Omit all pictures, then retype the data exactly as given.

-- begin Record extracts --

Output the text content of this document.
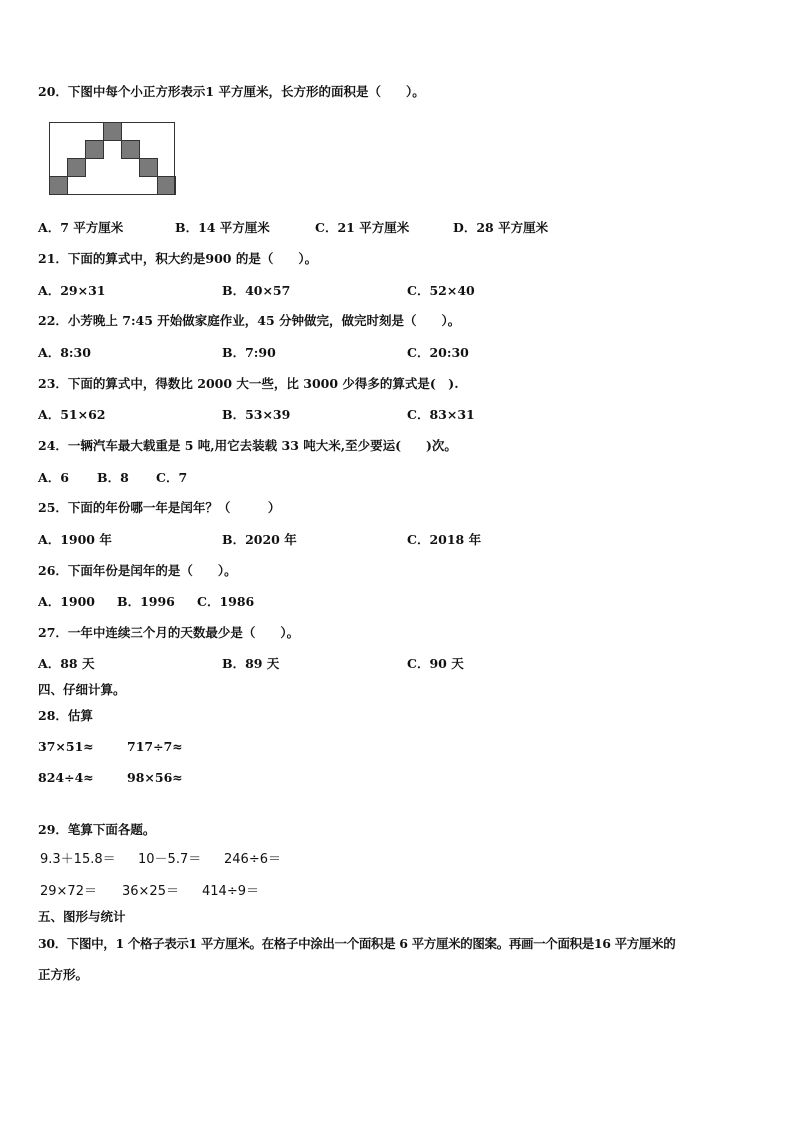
20．下图中每个小正方形表示1 平方厘米，长方形的面积是（　　）。
A．7 平方厘米	B．14 平方厘米	C．21 平方厘米	D．28 平方厘米
21．下面的算式中，积大约是900 的是（　　）。
A．29×31	B．40×57	C．52×40
22．小芳晚上 7:45 开始做家庭作业，45 分钟做完，做完时刻是（　　）。
A．8:30	B．7:90	C．20:30
23．下面的算式中，得数比 2000 大一些，比 3000 少得多的算式是(　).
A．51×62	B．53×39	C．83×31
24．一辆汽车最大载重是 5 吨,用它去装载 33 吨大米,至少要运(　　)次。
A．6 B．8 C．7
25．下面的年份哪一年是闰年？（　　　）
A．1900 年	B．2020 年	C．2018 年
26．下面年份是闰年的是（　　）。
A．1900 B．1996 C．1986
27．一年中连续三个月的天数最少是（　　）。
A．88 天	B．89 天	C．90 天
四、仔细计算。
28．估算
37×51≈	717÷7≈
824÷4≈	98×56≈
29．笔算下面各题。
9.3＋15.8＝ 10－5.7＝ 246÷6＝
29×72＝ 36×25＝ 414÷9＝
五、图形与统计
30．下图中，1 个格子表示1 平方厘米。在格子中涂出一个面积是 6 平方厘米的图案。再画一个面积是16 平方厘米的
正方形。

-- end Record extracts --

■ **Task answer**
Output the text content of this document.
20．下图中每个小正方形表示1 平方厘米，长方形的面积是（　　）。
A．7 平方厘米	B．14 平方厘米	C．21 平方厘米	D．28 平方厘米
21．下面的算式中，积大约是900 的是（　　）。
A．29×31	B．40×57	C．52×40
22．小芳晚上 7:45 开始做家庭作业，45 分钟做完，做完时刻是（　　）。
A．8:30	B．7:90	C．20:30
23．下面的算式中，得数比 2000 大一些，比 3000 少得多的算式是(　).
A．51×62	B．53×39	C．83×31
24．一辆汽车最大载重是 5 吨,用它去装载 33 吨大米,至少要运(　　)次。
A．6 B．8 C．7
25．下面的年份哪一年是闰年？（　　　）
A．1900 年	B．2020 年	C．2018 年
26．下面年份是闰年的是（　　）。
A．1900 B．1996 C．1986
27．一年中连续三个月的天数最少是（　　）。
A．88 天	B．89 天	C．90 天
四、仔细计算。
28．估算
37×51≈	717÷7≈
824÷4≈	98×56≈
29．笔算下面各题。
9.3＋15.8＝ 10－5.7＝ 246÷6＝
29×72＝ 36×25＝ 414÷9＝
五、图形与统计
30．下图中，1 个格子表示1 平方厘米。在格子中涂出一个面积是 6 平方厘米的图案。再画一个面积是16 平方厘米的
正方形。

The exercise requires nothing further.